# START OF INFORMATION SHOWN

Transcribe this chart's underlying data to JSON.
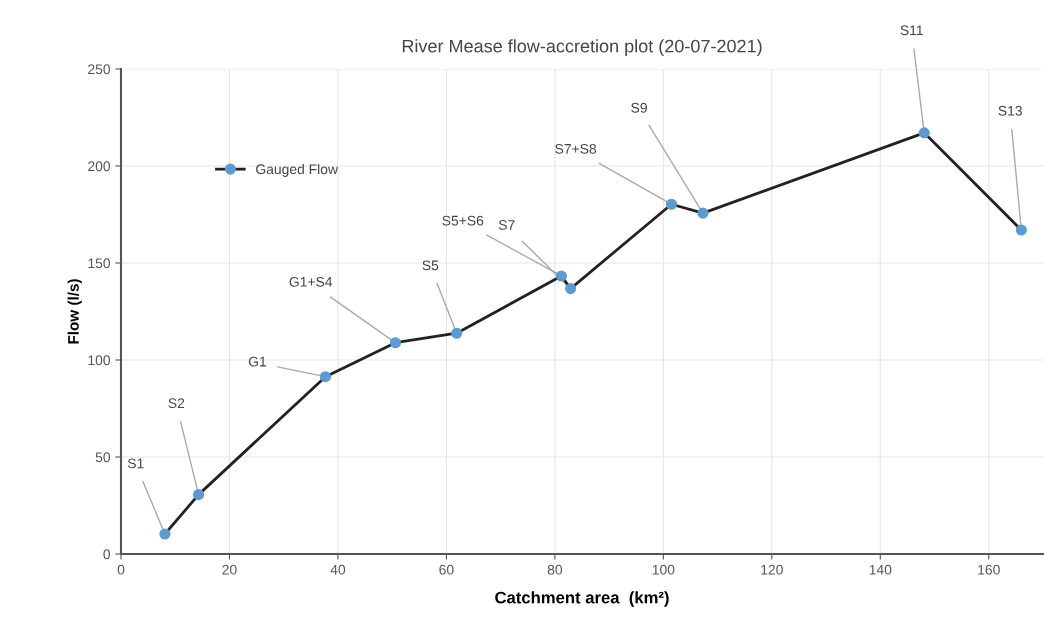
{
  "chart_data": {
    "type": "line",
    "title": "River Mease flow-accretion plot (20-07-2021)",
    "xlabel": "Catchment area  (km²)",
    "ylabel": "Flow (l/s)",
    "x": [
      8.1,
      14.3,
      37.7,
      50.6,
      61.9,
      81.2,
      82.9,
      101.5,
      107.3,
      148.1,
      166.0
    ],
    "series": [
      {
        "name": "Gauged Flow",
        "color": "#222222",
        "colors": [
          "#5b9bd5",
          "#5b9bd5",
          "#5b9bd5",
          "#5b9bd5",
          "#5b9bd5",
          "#5b9bd5",
          "#5b9bd5",
          "#5b9bd5",
          "#5b9bd5",
          "#5b9bd5",
          "#5b9bd5"
        ],
        "values": [
          10.3,
          30.6,
          91.4,
          108.9,
          113.8,
          143.3,
          136.8,
          180.3,
          175.7,
          217.1,
          167.0
        ]
      }
    ],
    "xlim": [
      0,
      170
    ],
    "xticks": [
      0,
      20,
      40,
      60,
      80,
      100,
      120,
      140,
      160
    ],
    "ylim": [
      0,
      250
    ],
    "yticks": [
      0,
      50,
      100,
      150,
      200,
      250
    ],
    "grid": true,
    "legend": "top left",
    "marker": "circle",
    "line_style": "solid",
    "annotations": [
      {
        "text": "S1",
        "x": 8.1,
        "y": 10.3
      },
      {
        "text": "S2",
        "x": 14.3,
        "y": 30.6
      },
      {
        "text": "G1",
        "x": 37.7,
        "y": 91.4
      },
      {
        "text": "G1+S4",
        "x": 50.6,
        "y": 108.9
      },
      {
        "text": "S5",
        "x": 61.9,
        "y": 113.8
      },
      {
        "text": "S5+S6",
        "x": 81.2,
        "y": 143.3
      },
      {
        "text": "S7",
        "x": 82.9,
        "y": 136.8
      },
      {
        "text": "S7+S8",
        "x": 101.5,
        "y": 180.3
      },
      {
        "text": "S9",
        "x": 107.3,
        "y": 175.7
      },
      {
        "text": "S11",
        "x": 148.1,
        "y": 217.1
      },
      {
        "text": "S13",
        "x": 166.0,
        "y": 167.0
      }
    ]
  }
}
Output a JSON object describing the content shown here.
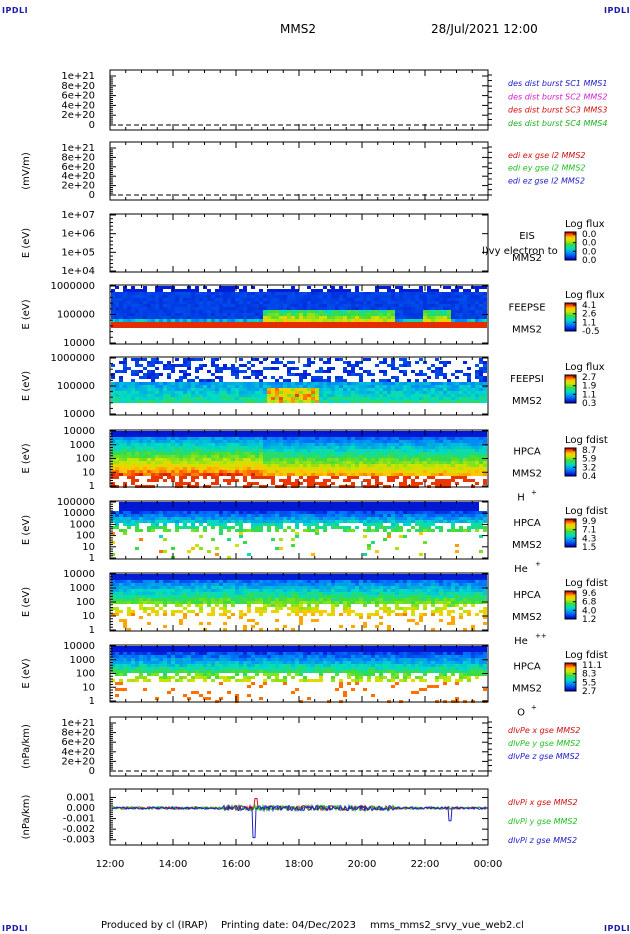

# END OF INFORMATION SHOWN

Any pictures should be dropped; transcribe the rest of the records above exactly.

Transcribe this chart's underlying data to JSON.
{
  "chart_data": {
    "type": "line",
    "title": "River Mease flow-accretion plot (20-07-2021)",
    "xlabel": "Catchment area  (km²)",
    "ylabel": "Flow (l/s)",
    "x": [
      8.1,
      14.3,
      37.7,
      50.6,
      61.9,
      81.2,
      82.9,
      101.5,
      107.3,
      148.1,
      166.0
    ],
    "series": [
      {
        "name": "Gauged Flow",
        "color": "#222222",
        "colors": [
          "#5b9bd5",
          "#5b9bd5",
          "#5b9bd5",
          "#5b9bd5",
          "#5b9bd5",
          "#5b9bd5",
          "#5b9bd5",
          "#5b9bd5",
          "#5b9bd5",
          "#5b9bd5",
          "#5b9bd5"
        ],
        "values": [
          10.3,
          30.6,
          91.4,
          108.9,
          113.8,
          143.3,
          136.8,
          180.3,
          175.7,
          217.1,
          167.0
        ]
      }
    ],
    "xlim": [
      0,
      170
    ],
    "xticks": [
      0,
      20,
      40,
      60,
      80,
      100,
      120,
      140,
      160
    ],
    "ylim": [
      0,
      250
    ],
    "yticks": [
      0,
      50,
      100,
      150,
      200,
      250
    ],
    "grid": true,
    "legend": "top left",
    "marker": "circle",
    "line_style": "solid",
    "annotations": [
      {
        "text": "S1",
        "x": 8.1,
        "y": 10.3
      },
      {
        "text": "S2",
        "x": 14.3,
        "y": 30.6
      },
      {
        "text": "G1",
        "x": 37.7,
        "y": 91.4
      },
      {
        "text": "G1+S4",
        "x": 50.6,
        "y": 108.9
      },
      {
        "text": "S5",
        "x": 61.9,
        "y": 113.8
      },
      {
        "text": "S5+S6",
        "x": 81.2,
        "y": 143.3
      },
      {
        "text": "S7",
        "x": 82.9,
        "y": 136.8
      },
      {
        "text": "S7+S8",
        "x": 101.5,
        "y": 180.3
      },
      {
        "text": "S9",
        "x": 107.3,
        "y": 175.7
      },
      {
        "text": "S11",
        "x": 148.1,
        "y": 217.1
      },
      {
        "text": "S13",
        "x": 166.0,
        "y": 167.0
      }
    ]
  }
}
Output a JSON object describing the content shown here.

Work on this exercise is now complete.